*To be done*. Print every entry, word for word, and skip the images.

----

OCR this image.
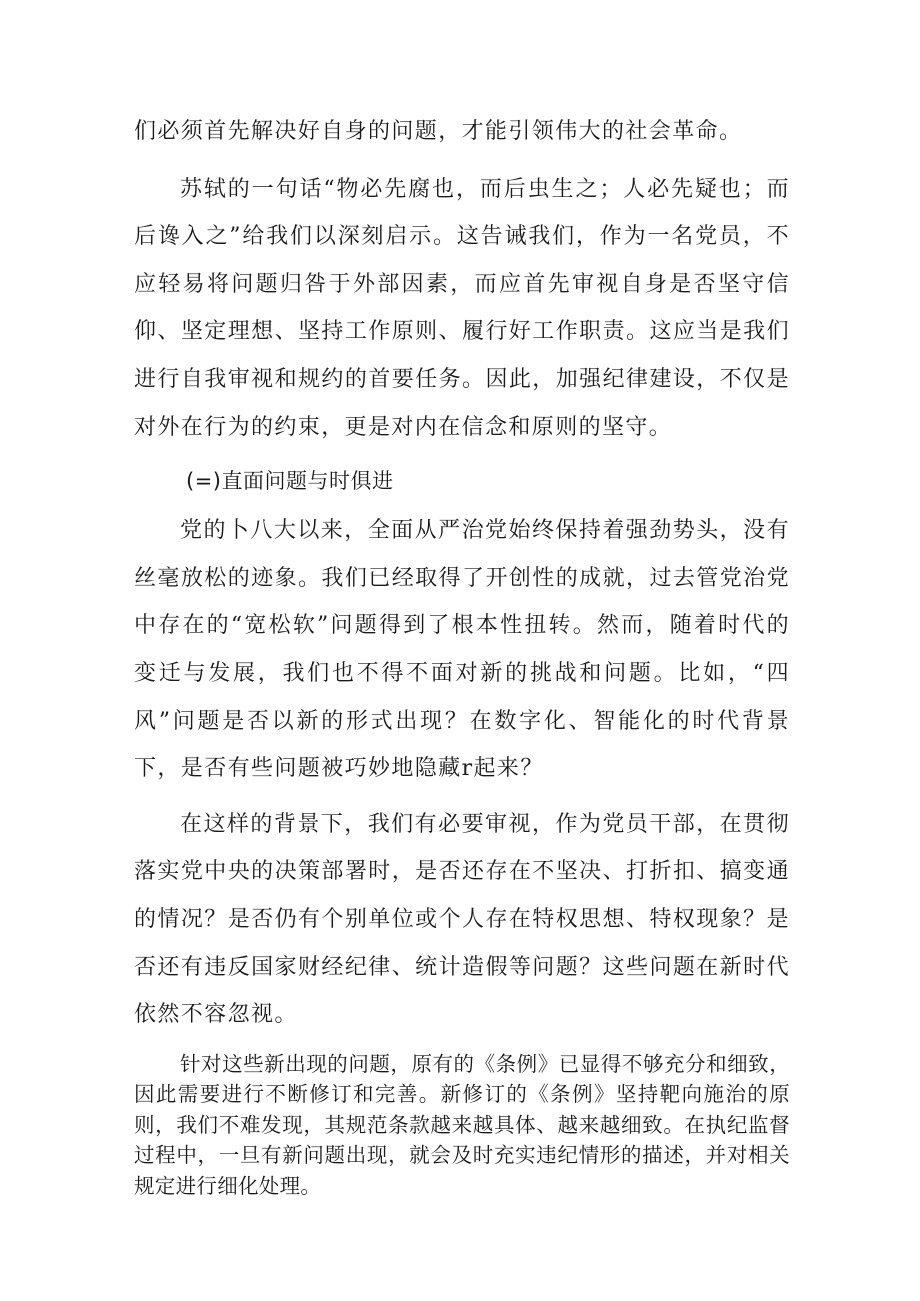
们必须首先解决好自身的问题，才能引领伟大的社会革命。

苏轼的一句话“物必先腐也，而后虫生之；人必先疑也；而后谗入之”给我们以深刻启示。这告诫我们，作为一名党员，不应轻易将问题归咎于外部因素，而应首先审视自身是否坚守信仰、坚定理想、坚持工作原则、履行好工作职责。这应当是我们进行自我审视和规约的首要任务。因此，加强纪律建设，不仅是对外在行为的约束，更是对内在信念和原则的坚守。

(=)直面问题与时俱进

党的卜八大以来，全面从严治党始终保持着强劲势头，没有丝毫放松的迹象。我们已经取得了开创性的成就，过去管党治党中存在的“宽松软”问题得到了根本性扭转。然而，随着时代的变迁与发展，我们也不得不面对新的挑战和问题。比如，“四风”问题是否以新的形式出现？在数字化、智能化的时代背景下，是否有些问题被巧妙地隐藏r起来？

在这样的背景下，我们有必要审视，作为党员干部，在贯彻落实党中央的决策部署时，是否还存在不坚决、打折扣、搞变通的情况？是否仍有个别单位或个人存在特权思想、特权现象？是否还有违反国家财经纪律、统计造假等问题？这些问题在新时代依然不容忽视。

针对这些新出现的问题，原有的《条例》已显得不够充分和细致，因此需要进行不断修订和完善。新修订的《条例》坚持靶向施治的原则，我们不难发现，其规范条款越来越具体、越来越细致。在执纪监督过程中，一旦有新问题出现，就会及时充实违纪情形的描述，并对相关规定进行细化处理。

----

*Output for this exercise*.
OCR this image.
们必须首先解决好自身的问题，才能引领伟大的社会革命。

苏轼的一句话“物必先腐也，而后虫生之；人必先疑也；而后谗入之”给我们以深刻启示。这告诫我们，作为一名党员，不应轻易将问题归咎于外部因素，而应首先审视自身是否坚守信仰、坚定理想、坚持工作原则、履行好工作职责。这应当是我们进行自我审视和规约的首要任务。因此，加强纪律建设，不仅是对外在行为的约束，更是对内在信念和原则的坚守。

(=)直面问题与时俱进

党的卜八大以来，全面从严治党始终保持着强劲势头，没有丝毫放松的迹象。我们已经取得了开创性的成就，过去管党治党中存在的“宽松软”问题得到了根本性扭转。然而，随着时代的变迁与发展，我们也不得不面对新的挑战和问题。比如，“四风”问题是否以新的形式出现？在数字化、智能化的时代背景下，是否有些问题被巧妙地隐藏r起来？

在这样的背景下，我们有必要审视，作为党员干部，在贯彻落实党中央的决策部署时，是否还存在不坚决、打折扣、搞变通的情况？是否仍有个别单位或个人存在特权思想、特权现象？是否还有违反国家财经纪律、统计造假等问题？这些问题在新时代依然不容忽视。

针对这些新出现的问题，原有的《条例》已显得不够充分和细致，因此需要进行不断修订和完善。新修订的《条例》坚持靶向施治的原则，我们不难发现，其规范条款越来越具体、越来越细致。在执纪监督过程中，一旦有新问题出现，就会及时充实违纪情形的描述，并对相关规定进行细化处理。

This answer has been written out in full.